## [TASK]
Copy all lines below containing "true".

## [RECORDS FOR PROCESSING]

=====

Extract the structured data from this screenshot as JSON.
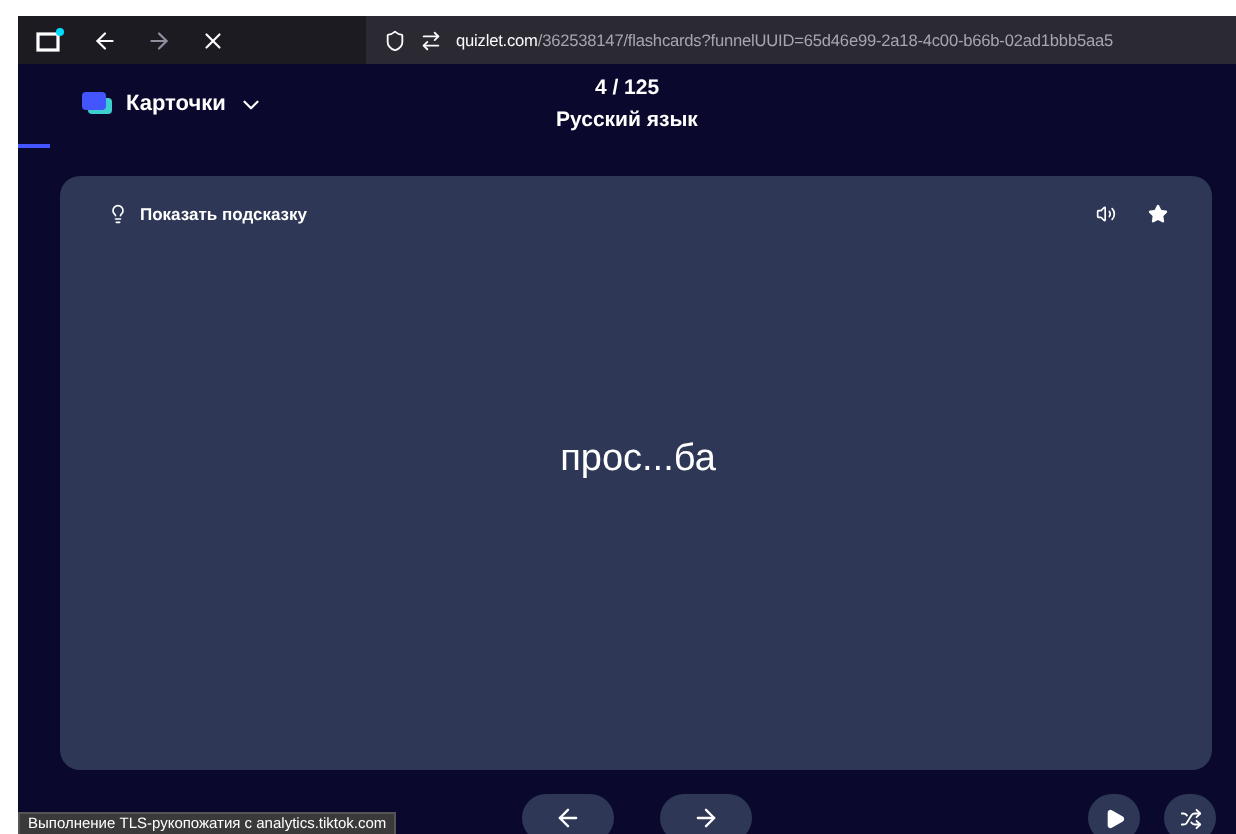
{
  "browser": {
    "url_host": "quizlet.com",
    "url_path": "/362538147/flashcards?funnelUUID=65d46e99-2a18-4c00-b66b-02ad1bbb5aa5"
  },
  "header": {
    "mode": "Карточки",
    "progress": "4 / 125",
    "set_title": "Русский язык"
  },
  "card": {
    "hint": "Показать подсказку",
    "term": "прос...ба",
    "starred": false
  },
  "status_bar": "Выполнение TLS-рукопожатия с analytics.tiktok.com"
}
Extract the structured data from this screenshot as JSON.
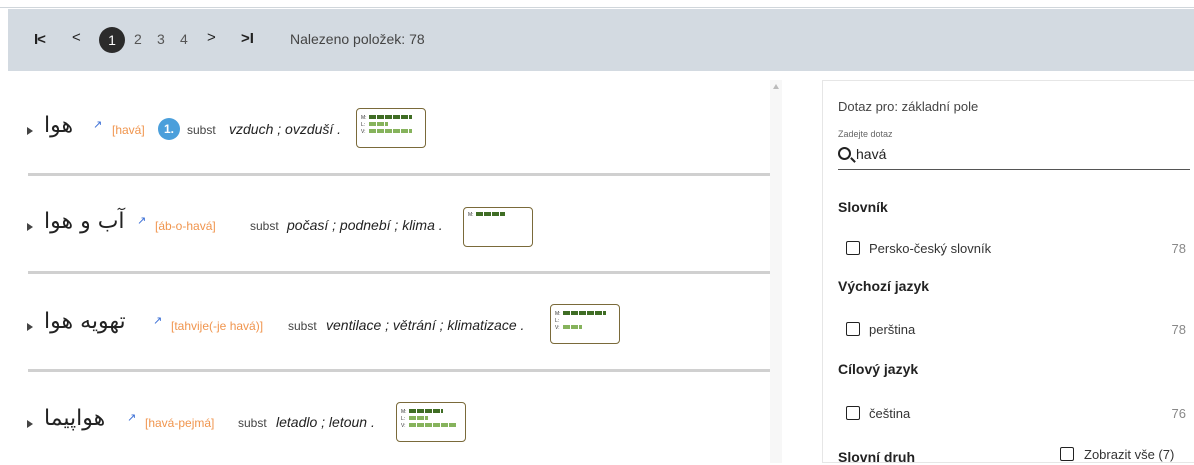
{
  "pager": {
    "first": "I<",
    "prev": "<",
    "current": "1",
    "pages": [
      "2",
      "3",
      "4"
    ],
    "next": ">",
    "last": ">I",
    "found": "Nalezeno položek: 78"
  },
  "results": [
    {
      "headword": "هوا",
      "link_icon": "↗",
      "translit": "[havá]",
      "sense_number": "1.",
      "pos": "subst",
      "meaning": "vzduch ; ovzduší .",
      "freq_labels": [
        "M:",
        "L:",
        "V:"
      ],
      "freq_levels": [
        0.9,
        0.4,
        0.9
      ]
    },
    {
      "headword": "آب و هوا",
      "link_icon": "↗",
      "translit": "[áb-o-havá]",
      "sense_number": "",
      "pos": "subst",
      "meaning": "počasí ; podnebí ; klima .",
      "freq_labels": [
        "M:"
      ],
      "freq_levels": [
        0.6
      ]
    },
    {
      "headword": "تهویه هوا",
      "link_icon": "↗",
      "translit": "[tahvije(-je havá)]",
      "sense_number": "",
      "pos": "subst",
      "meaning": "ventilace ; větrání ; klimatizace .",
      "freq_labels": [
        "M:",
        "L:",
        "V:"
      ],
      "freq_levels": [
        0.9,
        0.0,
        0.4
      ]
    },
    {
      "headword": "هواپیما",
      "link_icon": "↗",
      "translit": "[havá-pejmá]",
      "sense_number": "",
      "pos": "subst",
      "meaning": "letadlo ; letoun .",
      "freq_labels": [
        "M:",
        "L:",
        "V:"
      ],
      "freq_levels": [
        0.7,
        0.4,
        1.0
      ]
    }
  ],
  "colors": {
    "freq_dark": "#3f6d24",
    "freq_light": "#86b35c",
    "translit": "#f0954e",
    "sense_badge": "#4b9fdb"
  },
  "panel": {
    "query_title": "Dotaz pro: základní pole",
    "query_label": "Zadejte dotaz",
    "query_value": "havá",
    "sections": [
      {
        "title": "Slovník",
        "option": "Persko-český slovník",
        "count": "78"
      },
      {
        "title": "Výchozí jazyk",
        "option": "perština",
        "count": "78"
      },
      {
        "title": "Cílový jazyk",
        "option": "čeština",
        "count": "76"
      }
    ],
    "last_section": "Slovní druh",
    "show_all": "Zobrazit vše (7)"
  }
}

=====

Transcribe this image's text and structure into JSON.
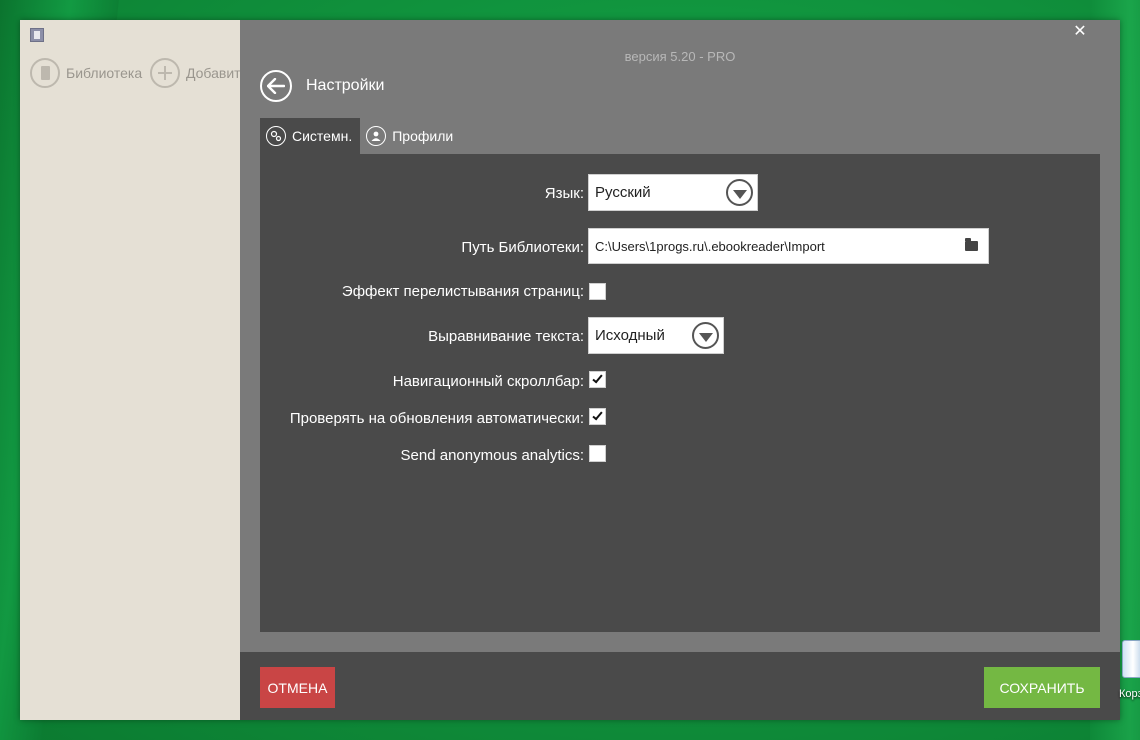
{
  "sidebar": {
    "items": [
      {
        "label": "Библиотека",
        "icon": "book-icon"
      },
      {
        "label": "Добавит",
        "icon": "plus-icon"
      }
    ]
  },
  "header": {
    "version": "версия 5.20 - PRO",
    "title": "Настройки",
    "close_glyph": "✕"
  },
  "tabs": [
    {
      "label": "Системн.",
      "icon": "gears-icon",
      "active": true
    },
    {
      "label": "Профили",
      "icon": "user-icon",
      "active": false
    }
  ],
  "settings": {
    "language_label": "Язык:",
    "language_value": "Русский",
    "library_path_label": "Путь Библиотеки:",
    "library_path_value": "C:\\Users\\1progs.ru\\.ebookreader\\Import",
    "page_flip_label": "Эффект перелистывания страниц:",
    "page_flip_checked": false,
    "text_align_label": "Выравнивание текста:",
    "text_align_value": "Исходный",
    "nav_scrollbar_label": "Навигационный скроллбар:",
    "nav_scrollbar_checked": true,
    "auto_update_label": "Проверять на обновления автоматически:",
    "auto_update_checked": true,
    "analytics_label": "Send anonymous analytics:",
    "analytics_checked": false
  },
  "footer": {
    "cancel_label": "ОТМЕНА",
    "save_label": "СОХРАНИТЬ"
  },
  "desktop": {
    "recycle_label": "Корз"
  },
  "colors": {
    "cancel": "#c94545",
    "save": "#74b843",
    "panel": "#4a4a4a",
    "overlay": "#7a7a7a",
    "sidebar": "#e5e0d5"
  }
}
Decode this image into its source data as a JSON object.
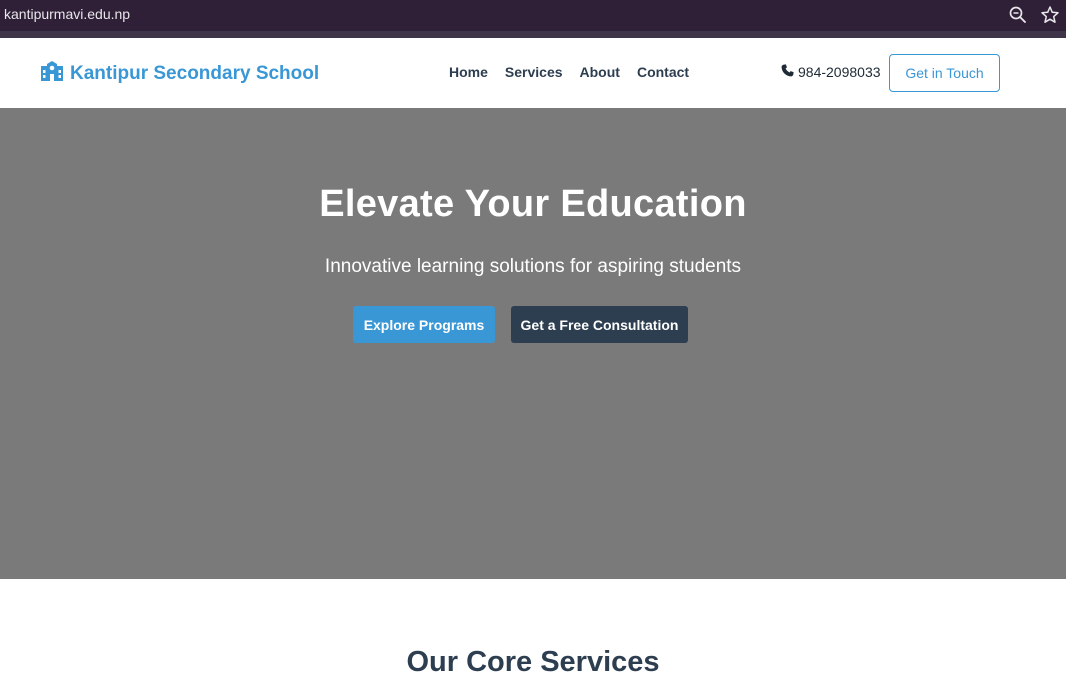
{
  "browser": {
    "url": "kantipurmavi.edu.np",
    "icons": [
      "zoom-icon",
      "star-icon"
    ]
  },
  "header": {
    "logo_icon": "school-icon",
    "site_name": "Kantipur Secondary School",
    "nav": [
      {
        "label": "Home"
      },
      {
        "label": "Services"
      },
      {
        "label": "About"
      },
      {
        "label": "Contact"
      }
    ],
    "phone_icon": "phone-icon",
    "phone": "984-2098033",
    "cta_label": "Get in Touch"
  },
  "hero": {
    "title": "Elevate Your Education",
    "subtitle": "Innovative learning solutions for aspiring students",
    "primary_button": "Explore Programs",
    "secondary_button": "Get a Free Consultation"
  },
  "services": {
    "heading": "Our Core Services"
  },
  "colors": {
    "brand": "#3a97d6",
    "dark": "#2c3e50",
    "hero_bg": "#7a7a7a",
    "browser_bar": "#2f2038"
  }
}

=====

## [TASK ANSWER]
      "active": true
    "nav_scrollbar_checked": true,
    "auto_update_checked": true,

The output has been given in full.